◆ **CHALLENGE**
Every entry below must appear again, exactly as written.

◆ **DATA ENTRIES**

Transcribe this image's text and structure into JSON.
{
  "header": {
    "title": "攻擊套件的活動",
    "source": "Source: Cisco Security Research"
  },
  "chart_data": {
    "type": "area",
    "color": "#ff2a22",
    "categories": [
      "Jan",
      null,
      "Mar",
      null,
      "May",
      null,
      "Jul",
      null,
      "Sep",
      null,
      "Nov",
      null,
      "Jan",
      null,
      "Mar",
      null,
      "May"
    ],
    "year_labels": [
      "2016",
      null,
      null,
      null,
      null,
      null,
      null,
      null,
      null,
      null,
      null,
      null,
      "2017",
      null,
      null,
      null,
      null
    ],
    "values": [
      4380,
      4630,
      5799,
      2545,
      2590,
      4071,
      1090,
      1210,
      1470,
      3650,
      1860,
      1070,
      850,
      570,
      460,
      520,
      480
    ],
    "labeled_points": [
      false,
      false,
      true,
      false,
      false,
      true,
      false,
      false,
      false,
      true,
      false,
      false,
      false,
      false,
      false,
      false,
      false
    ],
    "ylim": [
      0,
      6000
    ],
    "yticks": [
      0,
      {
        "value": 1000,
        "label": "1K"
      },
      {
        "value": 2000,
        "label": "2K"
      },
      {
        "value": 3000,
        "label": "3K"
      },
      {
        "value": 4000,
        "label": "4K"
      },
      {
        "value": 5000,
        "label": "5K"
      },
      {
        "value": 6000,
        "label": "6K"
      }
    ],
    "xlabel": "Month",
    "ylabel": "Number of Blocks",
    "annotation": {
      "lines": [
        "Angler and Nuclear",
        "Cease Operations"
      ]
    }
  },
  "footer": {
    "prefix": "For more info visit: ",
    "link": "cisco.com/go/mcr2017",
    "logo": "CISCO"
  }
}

◆ **SOLUTION FOR THIS EXERCISE**
Transcribe this image's text and structure into JSON.
{
  "header": {
    "title": "攻擊套件的活動",
    "source": "Source: Cisco Security Research"
  },
  "chart_data": {
    "type": "area",
    "color": "#ff2a22",
    "categories": [
      "Jan",
      null,
      "Mar",
      null,
      "May",
      null,
      "Jul",
      null,
      "Sep",
      null,
      "Nov",
      null,
      "Jan",
      null,
      "Mar",
      null,
      "May"
    ],
    "year_labels": [
      "2016",
      null,
      null,
      null,
      null,
      null,
      null,
      null,
      null,
      null,
      null,
      null,
      "2017",
      null,
      null,
      null,
      null
    ],
    "values": [
      4380,
      4630,
      5799,
      2545,
      2590,
      4071,
      1090,
      1210,
      1470,
      3650,
      1860,
      1070,
      850,
      570,
      460,
      520,
      480
    ],
    "labeled_points": [
      false,
      false,
      true,
      false,
      false,
      true,
      false,
      false,
      false,
      true,
      false,
      false,
      false,
      false,
      false,
      false,
      false
    ],
    "ylim": [
      0,
      6000
    ],
    "yticks": [
      0,
      {
        "value": 1000,
        "label": "1K"
      },
      {
        "value": 2000,
        "label": "2K"
      },
      {
        "value": 3000,
        "label": "3K"
      },
      {
        "value": 4000,
        "label": "4K"
      },
      {
        "value": 5000,
        "label": "5K"
      },
      {
        "value": 6000,
        "label": "6K"
      }
    ],
    "xlabel": "Month",
    "ylabel": "Number of Blocks",
    "annotation": {
      "lines": [
        "Angler and Nuclear",
        "Cease Operations"
      ]
    }
  },
  "footer": {
    "prefix": "For more info visit: ",
    "link": "cisco.com/go/mcr2017",
    "logo": "CISCO"
  }
}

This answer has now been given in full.